Objective: Please extract every line of the records below that contains the word "first".

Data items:
********************
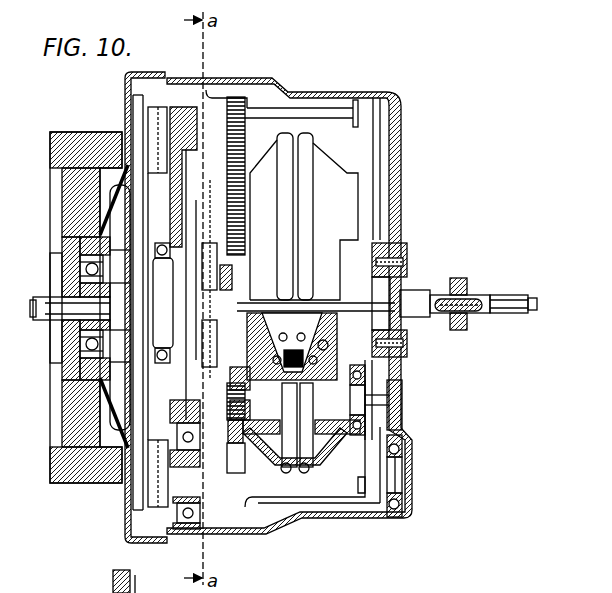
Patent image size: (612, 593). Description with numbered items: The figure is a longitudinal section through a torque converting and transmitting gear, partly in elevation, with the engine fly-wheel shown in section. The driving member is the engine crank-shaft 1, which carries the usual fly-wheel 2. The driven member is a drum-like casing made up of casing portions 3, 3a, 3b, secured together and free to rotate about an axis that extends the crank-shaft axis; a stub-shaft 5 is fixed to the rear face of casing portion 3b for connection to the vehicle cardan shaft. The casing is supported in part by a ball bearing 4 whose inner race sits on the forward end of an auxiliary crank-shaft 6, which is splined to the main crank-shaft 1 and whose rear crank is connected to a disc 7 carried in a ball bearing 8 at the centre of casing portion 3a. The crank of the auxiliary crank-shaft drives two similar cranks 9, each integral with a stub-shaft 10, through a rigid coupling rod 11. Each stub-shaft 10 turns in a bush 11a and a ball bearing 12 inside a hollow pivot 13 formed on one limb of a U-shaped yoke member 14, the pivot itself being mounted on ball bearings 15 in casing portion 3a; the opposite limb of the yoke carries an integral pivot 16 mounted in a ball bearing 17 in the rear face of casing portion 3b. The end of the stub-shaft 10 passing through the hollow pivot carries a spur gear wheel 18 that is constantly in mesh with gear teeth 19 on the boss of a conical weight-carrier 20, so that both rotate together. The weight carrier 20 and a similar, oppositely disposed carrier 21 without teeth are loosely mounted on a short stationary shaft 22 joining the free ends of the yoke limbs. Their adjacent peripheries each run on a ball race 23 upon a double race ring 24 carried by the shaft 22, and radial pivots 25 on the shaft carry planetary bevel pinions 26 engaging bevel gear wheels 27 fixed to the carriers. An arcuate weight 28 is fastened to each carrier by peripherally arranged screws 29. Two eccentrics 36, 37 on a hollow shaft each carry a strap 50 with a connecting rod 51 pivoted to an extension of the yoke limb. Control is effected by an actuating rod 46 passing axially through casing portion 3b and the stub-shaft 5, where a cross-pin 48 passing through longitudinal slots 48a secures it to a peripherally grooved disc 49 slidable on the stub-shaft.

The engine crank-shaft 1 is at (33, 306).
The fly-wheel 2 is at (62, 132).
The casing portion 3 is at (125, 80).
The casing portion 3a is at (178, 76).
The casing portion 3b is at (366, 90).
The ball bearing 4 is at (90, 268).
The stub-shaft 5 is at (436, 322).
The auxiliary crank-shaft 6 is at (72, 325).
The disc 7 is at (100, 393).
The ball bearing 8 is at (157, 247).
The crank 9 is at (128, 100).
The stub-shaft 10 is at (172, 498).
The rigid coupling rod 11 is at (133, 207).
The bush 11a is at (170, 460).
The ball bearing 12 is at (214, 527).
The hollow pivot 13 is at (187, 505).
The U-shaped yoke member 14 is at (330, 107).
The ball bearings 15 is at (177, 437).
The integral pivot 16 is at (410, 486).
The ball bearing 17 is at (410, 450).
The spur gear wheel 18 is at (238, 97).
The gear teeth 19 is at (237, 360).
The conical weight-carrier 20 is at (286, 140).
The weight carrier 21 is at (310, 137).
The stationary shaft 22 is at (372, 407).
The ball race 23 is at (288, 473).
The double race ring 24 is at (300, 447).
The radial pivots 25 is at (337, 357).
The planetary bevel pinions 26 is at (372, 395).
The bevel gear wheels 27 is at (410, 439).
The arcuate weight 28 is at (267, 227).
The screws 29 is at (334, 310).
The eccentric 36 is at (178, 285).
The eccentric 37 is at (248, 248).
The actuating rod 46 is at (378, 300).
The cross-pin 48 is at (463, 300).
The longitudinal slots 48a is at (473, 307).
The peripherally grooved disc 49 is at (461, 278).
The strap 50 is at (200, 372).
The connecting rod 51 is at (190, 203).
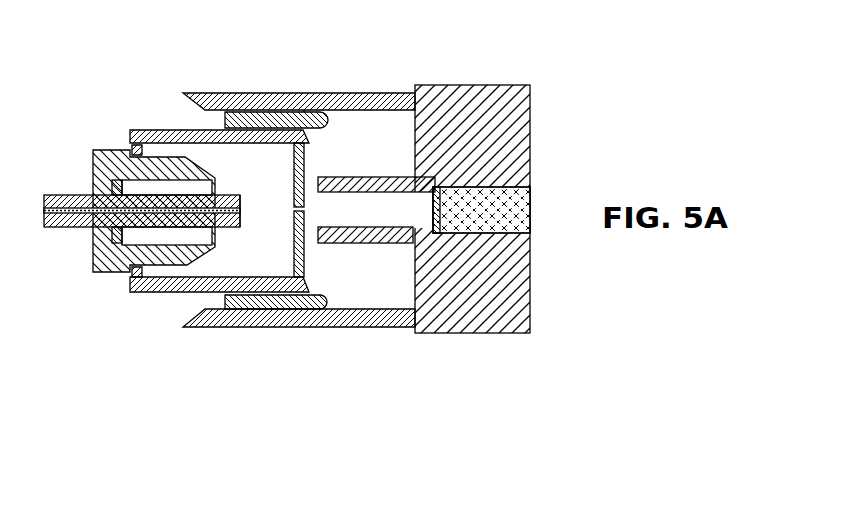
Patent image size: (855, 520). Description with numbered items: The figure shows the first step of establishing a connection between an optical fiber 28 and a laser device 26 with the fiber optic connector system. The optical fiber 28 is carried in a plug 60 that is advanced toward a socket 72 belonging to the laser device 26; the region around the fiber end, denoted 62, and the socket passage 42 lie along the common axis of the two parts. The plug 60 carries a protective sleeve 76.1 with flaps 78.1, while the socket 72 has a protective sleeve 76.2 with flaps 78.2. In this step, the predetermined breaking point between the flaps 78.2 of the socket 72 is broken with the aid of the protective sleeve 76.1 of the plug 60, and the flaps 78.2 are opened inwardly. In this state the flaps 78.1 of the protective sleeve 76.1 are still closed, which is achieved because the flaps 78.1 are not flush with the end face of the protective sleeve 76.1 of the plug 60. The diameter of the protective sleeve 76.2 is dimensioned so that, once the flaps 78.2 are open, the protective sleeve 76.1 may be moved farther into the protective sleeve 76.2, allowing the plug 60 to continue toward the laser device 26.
********************
Solution to the problem:
Patent image size: (855, 520). Description with numbered items: The figure shows the first step of establishing a connection between an optical fiber 28 and a laser device 26 with the fiber optic connector system. The optical fiber 28 is carried in a plug 60 that is advanced toward a socket 72 belonging to the laser device 26; the region around the fiber end, denoted 62, and the socket passage 42 lie along the common axis of the two parts. The plug 60 carries a protective sleeve 76.1 with flaps 78.1, while the socket 72 has a protective sleeve 76.2 with flaps 78.2. In this step, the predetermined breaking point between the flaps 78.2 of the socket 72 is broken with the aid of the protective sleeve 76.1 of the plug 60, and the flaps 78.2 are opened inwardly. In this state the flaps 78.1 of the protective sleeve 76.1 are still closed, which is achieved because the flaps 78.1 are not flush with the end face of the protective sleeve 76.1 of the plug 60. The diameter of the protective sleeve 76.2 is dimensioned so that, once the flaps 78.2 are open, the protective sleeve 76.1 may be moved farther into the protective sleeve 76.2, allowing the plug 60 to continue toward the laser device 26.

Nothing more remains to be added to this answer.